Exercise>
Read the data below line by line and copy each one with "Kong" in it.
--- Task data Enclosed Below ---
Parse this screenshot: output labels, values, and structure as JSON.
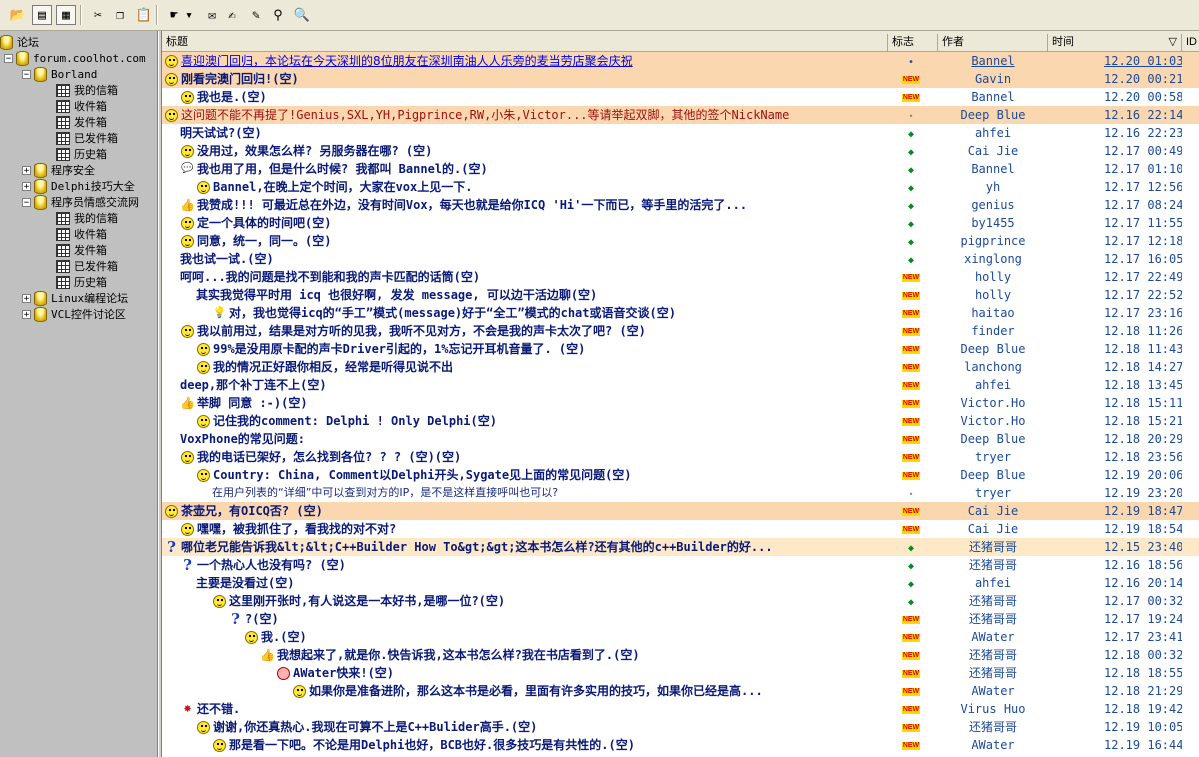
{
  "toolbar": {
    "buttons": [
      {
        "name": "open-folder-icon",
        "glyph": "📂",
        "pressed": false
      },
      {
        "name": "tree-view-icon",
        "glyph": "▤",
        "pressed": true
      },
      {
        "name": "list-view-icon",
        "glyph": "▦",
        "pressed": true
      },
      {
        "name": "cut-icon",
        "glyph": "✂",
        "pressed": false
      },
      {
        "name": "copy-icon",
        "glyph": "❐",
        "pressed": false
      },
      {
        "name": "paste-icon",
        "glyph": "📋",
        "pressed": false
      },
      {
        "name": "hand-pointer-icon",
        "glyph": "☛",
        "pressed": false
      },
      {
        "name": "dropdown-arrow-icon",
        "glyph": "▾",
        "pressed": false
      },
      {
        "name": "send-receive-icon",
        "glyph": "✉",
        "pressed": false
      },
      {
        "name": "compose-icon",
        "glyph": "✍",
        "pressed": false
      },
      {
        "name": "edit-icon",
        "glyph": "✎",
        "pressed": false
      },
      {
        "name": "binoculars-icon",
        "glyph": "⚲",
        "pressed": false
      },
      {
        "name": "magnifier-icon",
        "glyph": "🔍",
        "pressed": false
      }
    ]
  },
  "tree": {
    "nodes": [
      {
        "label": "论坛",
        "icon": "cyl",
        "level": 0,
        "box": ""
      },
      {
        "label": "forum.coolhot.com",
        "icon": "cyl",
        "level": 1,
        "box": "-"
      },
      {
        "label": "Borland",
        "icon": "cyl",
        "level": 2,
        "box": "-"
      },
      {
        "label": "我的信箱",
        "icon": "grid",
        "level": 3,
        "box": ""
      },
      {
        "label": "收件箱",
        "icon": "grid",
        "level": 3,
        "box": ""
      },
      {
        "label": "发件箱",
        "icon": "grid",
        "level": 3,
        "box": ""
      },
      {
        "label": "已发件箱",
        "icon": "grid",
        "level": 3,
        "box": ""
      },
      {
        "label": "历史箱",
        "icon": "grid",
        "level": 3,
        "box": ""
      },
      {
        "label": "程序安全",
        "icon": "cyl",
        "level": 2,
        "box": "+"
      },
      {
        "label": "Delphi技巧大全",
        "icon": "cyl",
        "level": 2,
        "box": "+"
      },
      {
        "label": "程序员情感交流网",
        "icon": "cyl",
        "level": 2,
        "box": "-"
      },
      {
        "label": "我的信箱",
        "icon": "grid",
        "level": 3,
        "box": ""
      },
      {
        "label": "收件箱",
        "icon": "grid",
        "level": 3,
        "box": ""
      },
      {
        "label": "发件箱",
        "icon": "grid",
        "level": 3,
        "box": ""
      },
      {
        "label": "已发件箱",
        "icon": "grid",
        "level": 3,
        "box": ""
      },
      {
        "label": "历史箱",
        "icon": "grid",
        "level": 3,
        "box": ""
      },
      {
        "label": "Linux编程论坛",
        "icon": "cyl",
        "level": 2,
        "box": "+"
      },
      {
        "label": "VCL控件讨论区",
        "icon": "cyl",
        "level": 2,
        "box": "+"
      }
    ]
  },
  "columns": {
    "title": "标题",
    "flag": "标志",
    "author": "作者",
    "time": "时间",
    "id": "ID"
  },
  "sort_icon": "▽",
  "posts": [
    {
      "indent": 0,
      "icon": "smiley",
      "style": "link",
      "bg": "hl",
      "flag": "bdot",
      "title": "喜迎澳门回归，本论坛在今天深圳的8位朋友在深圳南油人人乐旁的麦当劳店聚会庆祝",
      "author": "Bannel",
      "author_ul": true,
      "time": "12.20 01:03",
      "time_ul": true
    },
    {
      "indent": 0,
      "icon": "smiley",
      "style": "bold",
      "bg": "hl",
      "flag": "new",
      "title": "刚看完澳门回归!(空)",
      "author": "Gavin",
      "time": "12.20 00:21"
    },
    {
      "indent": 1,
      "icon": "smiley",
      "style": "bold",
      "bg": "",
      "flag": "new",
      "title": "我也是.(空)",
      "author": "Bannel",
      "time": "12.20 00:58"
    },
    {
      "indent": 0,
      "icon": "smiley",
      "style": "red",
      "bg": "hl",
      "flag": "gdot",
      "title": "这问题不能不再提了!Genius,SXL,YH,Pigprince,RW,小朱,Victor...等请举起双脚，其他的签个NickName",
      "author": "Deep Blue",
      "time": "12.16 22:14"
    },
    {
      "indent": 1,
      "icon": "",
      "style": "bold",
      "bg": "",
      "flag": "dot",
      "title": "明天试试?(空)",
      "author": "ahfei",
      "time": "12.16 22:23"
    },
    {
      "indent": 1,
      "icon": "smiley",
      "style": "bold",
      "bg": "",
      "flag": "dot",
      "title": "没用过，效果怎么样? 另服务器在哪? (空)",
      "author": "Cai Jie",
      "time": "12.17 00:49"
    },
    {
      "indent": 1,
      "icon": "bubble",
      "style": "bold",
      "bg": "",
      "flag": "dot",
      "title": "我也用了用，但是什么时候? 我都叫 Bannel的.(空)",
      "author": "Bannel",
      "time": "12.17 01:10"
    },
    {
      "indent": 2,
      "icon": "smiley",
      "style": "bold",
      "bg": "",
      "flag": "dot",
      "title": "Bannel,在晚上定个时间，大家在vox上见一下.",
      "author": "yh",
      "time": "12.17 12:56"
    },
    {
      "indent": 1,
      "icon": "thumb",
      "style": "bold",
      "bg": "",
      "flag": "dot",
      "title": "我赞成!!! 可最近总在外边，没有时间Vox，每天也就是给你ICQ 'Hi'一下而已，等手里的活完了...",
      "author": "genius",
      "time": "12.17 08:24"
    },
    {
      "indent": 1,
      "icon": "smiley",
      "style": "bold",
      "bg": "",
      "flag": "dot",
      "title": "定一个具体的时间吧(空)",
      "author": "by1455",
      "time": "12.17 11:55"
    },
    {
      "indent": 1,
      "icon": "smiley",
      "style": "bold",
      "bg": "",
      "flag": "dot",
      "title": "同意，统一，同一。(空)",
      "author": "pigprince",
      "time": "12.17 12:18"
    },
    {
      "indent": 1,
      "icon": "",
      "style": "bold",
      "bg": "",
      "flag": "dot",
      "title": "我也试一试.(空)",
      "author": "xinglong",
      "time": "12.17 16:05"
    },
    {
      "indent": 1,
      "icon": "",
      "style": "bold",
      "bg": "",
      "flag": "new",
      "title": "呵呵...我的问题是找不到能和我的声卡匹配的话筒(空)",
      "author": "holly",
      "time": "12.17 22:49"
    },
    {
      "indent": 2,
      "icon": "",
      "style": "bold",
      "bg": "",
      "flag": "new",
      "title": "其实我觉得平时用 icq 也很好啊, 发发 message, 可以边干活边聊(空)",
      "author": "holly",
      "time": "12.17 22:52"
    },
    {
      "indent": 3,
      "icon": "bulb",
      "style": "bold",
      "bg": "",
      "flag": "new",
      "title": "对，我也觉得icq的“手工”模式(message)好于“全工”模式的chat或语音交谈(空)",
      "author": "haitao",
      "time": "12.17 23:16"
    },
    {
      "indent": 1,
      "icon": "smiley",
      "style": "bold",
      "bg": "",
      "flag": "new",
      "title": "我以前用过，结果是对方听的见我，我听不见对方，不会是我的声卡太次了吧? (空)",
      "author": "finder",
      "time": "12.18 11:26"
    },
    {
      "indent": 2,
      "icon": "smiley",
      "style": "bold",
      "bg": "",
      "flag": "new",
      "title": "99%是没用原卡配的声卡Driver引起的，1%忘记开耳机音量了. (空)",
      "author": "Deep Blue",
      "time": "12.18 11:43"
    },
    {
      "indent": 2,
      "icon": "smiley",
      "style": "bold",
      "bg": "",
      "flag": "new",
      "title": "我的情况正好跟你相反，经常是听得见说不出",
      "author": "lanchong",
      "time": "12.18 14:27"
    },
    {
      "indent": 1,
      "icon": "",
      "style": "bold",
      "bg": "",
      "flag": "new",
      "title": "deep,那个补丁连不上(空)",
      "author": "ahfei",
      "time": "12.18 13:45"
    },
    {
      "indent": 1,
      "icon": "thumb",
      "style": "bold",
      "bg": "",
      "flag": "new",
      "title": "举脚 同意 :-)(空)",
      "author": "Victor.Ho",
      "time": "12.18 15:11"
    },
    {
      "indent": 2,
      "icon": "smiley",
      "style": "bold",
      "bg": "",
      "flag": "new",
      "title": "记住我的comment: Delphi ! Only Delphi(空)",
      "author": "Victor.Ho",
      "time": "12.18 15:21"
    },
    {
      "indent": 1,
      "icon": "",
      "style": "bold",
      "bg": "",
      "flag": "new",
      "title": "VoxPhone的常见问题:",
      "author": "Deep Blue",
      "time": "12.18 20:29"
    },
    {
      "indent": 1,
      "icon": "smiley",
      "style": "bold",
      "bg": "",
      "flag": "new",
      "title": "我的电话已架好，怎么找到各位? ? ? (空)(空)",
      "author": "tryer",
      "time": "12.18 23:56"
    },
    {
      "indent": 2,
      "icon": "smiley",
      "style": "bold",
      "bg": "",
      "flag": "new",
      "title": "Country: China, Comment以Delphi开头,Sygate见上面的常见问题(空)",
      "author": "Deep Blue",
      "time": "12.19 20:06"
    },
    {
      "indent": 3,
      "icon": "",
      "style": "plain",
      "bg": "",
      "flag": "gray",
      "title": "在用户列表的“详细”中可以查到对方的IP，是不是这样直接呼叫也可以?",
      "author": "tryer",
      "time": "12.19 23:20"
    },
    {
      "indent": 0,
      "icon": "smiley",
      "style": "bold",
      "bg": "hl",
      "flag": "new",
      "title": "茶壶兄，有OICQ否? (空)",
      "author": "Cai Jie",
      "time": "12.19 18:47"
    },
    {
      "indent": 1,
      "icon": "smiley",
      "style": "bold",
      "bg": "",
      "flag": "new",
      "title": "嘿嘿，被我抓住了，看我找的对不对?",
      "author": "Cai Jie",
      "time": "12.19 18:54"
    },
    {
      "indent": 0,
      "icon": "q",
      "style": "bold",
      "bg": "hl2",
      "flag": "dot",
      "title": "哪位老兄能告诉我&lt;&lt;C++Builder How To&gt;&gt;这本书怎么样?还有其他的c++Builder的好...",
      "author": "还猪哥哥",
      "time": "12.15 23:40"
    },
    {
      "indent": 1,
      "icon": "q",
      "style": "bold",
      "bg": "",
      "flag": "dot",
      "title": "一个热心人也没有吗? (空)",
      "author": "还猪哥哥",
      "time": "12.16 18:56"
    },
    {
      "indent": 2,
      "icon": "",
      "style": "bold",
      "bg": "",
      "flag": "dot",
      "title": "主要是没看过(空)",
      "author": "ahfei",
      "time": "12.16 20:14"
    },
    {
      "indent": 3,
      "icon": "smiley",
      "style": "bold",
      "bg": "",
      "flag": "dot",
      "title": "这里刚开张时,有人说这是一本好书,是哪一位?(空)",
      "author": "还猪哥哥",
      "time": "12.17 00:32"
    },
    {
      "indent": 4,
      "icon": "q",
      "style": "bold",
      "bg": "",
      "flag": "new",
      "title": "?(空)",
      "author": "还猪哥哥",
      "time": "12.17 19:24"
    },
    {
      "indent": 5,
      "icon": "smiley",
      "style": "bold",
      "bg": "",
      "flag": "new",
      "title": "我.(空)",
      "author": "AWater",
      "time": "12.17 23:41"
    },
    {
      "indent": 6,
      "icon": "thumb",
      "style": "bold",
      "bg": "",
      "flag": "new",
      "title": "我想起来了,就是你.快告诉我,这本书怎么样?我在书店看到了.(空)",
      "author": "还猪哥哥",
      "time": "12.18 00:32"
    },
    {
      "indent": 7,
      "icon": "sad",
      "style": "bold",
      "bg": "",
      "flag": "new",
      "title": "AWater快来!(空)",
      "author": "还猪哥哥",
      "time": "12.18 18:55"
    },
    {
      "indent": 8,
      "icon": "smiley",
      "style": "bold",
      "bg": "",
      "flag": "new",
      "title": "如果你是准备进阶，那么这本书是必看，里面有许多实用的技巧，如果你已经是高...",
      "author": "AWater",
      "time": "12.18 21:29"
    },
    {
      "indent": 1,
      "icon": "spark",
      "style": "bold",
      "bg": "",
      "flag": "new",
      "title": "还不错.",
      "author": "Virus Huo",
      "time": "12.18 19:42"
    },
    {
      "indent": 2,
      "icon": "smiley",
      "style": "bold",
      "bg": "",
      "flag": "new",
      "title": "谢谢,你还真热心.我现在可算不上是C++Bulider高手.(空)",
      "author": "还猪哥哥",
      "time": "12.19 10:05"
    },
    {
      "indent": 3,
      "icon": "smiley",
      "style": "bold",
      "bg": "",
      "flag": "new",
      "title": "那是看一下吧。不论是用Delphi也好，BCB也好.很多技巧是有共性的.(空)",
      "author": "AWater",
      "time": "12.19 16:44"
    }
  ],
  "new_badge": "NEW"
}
--- End of Enclosed Task data ---
--- Task data Enclosed Below ---
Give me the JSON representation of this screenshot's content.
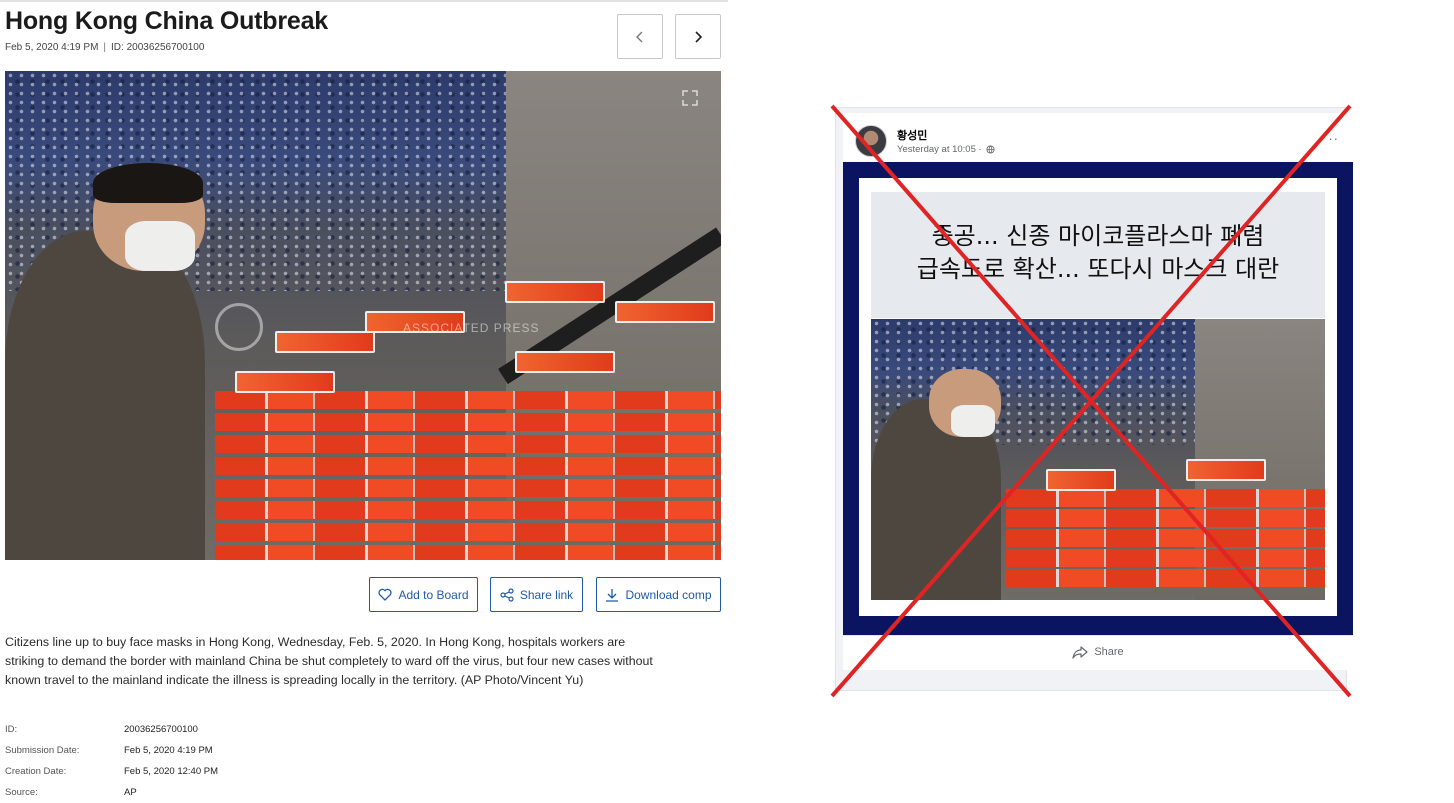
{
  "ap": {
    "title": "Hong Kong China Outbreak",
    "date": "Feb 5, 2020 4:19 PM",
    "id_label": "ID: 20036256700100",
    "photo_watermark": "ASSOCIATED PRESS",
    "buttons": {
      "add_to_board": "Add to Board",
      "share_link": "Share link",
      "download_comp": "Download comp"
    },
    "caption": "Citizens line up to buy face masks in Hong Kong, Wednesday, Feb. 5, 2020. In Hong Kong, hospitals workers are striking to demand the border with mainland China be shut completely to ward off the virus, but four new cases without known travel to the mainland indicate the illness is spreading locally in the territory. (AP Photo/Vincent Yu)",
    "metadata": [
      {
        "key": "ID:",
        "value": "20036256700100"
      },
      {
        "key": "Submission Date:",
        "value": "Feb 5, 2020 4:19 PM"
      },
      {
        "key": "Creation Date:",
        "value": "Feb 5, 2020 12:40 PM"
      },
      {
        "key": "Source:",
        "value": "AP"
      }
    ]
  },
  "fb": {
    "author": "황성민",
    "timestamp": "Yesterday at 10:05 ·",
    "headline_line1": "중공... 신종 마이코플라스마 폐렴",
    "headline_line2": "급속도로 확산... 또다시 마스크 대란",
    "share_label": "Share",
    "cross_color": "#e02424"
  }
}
--- End of Enclosed Task data ---
Task output>
    "title": "Hong Kong China Outbreak",
    "caption": "Citizens line up to buy face masks in Hong Kong, Wednesday, Feb. 5, 2020. In Hong Kong, hospitals workers are striking to demand the border with mainland China be shut completely to ward off the virus, but four new cases without known travel to the mainland indicate the illness is spreading locally in the territory. (AP Photo/Vincent Yu)",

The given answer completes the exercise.